What to work on - Produce again, without any change, the lines running from the one with "OCR this image." through the final line of the data below, and only those.

[Stored data]
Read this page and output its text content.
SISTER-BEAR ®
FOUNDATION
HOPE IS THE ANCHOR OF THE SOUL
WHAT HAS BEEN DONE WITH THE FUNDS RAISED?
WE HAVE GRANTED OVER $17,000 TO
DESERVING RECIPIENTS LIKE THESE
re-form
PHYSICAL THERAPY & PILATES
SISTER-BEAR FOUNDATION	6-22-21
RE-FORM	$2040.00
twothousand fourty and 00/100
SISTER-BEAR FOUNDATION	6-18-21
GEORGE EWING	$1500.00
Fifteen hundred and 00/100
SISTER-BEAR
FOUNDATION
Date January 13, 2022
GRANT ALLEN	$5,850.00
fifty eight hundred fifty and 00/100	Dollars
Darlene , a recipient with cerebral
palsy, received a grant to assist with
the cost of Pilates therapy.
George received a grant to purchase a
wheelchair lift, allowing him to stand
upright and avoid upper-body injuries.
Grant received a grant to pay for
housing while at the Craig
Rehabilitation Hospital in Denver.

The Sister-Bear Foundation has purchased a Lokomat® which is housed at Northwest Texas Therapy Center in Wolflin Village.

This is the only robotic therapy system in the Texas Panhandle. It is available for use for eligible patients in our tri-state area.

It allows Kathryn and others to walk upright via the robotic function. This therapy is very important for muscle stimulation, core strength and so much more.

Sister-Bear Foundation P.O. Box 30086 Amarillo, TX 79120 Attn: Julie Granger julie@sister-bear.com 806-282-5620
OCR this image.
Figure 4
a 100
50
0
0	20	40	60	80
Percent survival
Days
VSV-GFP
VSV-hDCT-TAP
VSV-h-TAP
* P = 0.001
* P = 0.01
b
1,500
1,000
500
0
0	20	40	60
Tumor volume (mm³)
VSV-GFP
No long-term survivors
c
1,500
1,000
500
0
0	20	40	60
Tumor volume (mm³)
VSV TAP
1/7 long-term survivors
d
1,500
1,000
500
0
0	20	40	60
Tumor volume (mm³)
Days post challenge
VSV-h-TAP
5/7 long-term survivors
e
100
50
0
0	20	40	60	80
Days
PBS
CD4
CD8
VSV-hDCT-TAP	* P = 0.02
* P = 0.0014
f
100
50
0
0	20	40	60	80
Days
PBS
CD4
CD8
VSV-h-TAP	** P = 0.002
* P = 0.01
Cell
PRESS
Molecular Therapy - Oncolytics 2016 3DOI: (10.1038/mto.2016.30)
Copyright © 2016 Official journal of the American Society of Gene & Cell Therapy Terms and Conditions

Written response -
OCR this image.
Figure 4
a 100
50
0
0	20	40	60	80
Percent survival
Days
VSV-GFP
VSV-hDCT-TAP
VSV-h-TAP
* P = 0.001
* P = 0.01
b
1,500
1,000
500
0
0	20	40	60
Tumor volume (mm³)
VSV-GFP
No long-term survivors
c
1,500
1,000
500
0
0	20	40	60
Tumor volume (mm³)
VSV TAP
1/7 long-term survivors
d
1,500
1,000
500
0
0	20	40	60
Tumor volume (mm³)
Days post challenge
VSV-h-TAP
5/7 long-term survivors
e
100
50
0
0	20	40	60	80
Days
PBS
CD4
CD8
VSV-hDCT-TAP	* P = 0.02
* P = 0.0014
f
100
50
0
0	20	40	60	80
Days
PBS
CD4
CD8
VSV-h-TAP	** P = 0.002
* P = 0.01
Cell
PRESS
Molecular Therapy - Oncolytics 2016 3DOI: (10.1038/mto.2016.30)
Copyright © 2016 Official journal of the American Society of Gene & Cell Therapy Terms and Conditions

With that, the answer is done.